Salam Fayyad, Prime Minister of the Palestinian National Authority
National Press Club, Washington D.C.
Address to the American Task Force on Palestine
February 11, 2008

Introduction

Your Excellencies,
Ladies and gentlemen,
Good afternoon.

By now, the basic parameters for resolving the conflict that has afflicted Palestinians and Israelis are well known to include the establishment of an independent Palestinian state living side by side with Israel in peace and security.

However, it is no longer enough to speak of wanting a state of our own. The nature and character of that state are just as important. As Prime Minister, I have turned my attention to these elements of statehood. It is important to lay the foundations for the kind of state we want, and to pursue our vision of a Palestinian state despite the occupation.

Reflecting the substance and spirit of President Mahmoud Abbas’s program, my government has set out a platform that outlines the vision for our future state and how we intend to achieve it. Our view is that the establishment of a Palestinian state requires progress – parallel progress – on multiple tracks: governance, security and economics, in addition to the political track. This requires a serious and sustained commitment on the part of all parties – not just Palestinians and Israelis, but the United States, the Quartet, the Arab states and the broader international community.

The role of the United States is particularly instrumental – with the convening of the Annapolis conference, with US commitment to oversee implementation of the Road Map, and with efforts, as President Bush said, to “end the occupation that began in 1967”.

For our part, we are working towards this goal with utmost seriousness.

Good governance

It is with this same seriousness that I am proud to say that my government’s platform is amongst the most progressive in the region. The state we seek is one that must be open and democratic, based on the rule of law, respect for human rights, equality, cultural sensitivity and religious tolerance. We intend to build strong institutions that can meet the needs of our people today and exceed the expectations of tomorrow. In short, we shall build a state that all Palestinians can be proud of – and my government will lead by example.

We led, and continue to lead, by putting public finances back in order. Between 2002 and 2005, significant reforms to the public finance system were carried out, including creating a single treasury account for PNA revenues and expenditures. While these reforms came undone in 2006, we have managed within the few months since my government took office to fully repair the damage, to upgrade our public finance system, and, in my humble opinion, to comply with the highest international standards of integrity, transparency and accountability. Indeed, in one month’s time, anyone will be able to log on to our Ministry of Finance’s web site to view detailed monthly reports showing exactly where our revenues are coming from and how they are spent.

Through efforts like these, trust is gradually being re-established: Congress has already appropriated US $218 million of the US $555 million pledged by the United States in December, and we expect that a substantial portion of that will shortly be deposited directly into the single treasury account. This is a major vote of confidence, and one that is likely to encourage other donors to follow suit.

ITEMS:
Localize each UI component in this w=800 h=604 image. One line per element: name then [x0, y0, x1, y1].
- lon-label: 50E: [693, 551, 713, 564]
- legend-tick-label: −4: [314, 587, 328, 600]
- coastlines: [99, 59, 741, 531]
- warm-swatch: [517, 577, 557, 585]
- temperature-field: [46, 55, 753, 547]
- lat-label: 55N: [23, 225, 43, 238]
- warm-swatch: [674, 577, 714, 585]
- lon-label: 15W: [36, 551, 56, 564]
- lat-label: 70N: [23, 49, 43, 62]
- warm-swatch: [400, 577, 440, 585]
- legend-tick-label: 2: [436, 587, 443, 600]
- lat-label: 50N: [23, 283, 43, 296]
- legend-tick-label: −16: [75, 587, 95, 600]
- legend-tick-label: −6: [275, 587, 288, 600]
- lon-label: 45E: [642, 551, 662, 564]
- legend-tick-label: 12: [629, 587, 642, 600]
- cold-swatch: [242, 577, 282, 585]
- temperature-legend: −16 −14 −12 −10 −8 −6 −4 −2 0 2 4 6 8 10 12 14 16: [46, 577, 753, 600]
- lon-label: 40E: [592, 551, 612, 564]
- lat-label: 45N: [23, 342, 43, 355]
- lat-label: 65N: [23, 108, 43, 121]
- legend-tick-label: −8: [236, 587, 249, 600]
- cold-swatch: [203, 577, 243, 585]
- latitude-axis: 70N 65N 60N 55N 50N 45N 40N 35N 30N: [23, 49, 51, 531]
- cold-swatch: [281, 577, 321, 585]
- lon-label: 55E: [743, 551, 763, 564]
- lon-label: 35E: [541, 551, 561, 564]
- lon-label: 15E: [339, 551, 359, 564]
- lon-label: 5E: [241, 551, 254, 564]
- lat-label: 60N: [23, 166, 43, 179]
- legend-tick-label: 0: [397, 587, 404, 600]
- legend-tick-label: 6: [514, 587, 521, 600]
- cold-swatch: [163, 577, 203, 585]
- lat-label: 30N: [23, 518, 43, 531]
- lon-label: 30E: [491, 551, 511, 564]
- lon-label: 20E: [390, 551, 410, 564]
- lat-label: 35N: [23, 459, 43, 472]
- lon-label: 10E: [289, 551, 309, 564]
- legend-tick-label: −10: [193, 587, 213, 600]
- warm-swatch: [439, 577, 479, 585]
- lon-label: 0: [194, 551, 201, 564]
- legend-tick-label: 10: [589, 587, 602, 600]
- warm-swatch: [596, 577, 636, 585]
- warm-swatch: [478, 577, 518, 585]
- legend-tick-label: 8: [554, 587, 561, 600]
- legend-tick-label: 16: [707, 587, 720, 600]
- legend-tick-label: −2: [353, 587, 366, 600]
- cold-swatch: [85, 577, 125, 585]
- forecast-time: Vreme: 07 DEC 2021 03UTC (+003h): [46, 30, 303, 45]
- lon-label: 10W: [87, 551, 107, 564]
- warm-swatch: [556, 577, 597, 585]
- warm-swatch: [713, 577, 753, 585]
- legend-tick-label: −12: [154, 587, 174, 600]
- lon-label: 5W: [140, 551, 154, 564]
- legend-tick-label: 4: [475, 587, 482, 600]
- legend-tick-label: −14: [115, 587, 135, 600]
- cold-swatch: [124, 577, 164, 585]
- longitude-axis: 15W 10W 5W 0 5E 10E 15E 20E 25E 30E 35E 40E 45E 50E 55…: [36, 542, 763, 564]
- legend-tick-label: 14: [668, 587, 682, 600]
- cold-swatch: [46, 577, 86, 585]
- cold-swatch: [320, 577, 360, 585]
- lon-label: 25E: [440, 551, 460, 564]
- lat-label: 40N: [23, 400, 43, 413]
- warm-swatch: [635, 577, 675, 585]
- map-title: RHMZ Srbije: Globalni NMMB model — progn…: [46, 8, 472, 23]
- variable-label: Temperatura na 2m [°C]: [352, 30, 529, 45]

TASK SET:
1) Answer these questions from the address:
(a) On what date was it delivered?
(b) Besides the political track, on which tracks does it say parallel progress is needed?
(c) How much of the pledged US funds does it say Congress has already appropriated?
2) According to the address, why is it significant that a substantial portion of the US funds is expected to be deposited directly into the single treasury account?
Base your responses only on the address itself.

ANSWERS PROVIDED:
1)
(a) February 11, 2008.
(b) Governance, security and economics.
(c) US $218 million of the US $555 million pledged.

2) It is a major vote of confidence, showing that trust is being re-established through the government's public finance efforts. It is also likely to encourage other donors to follow suit.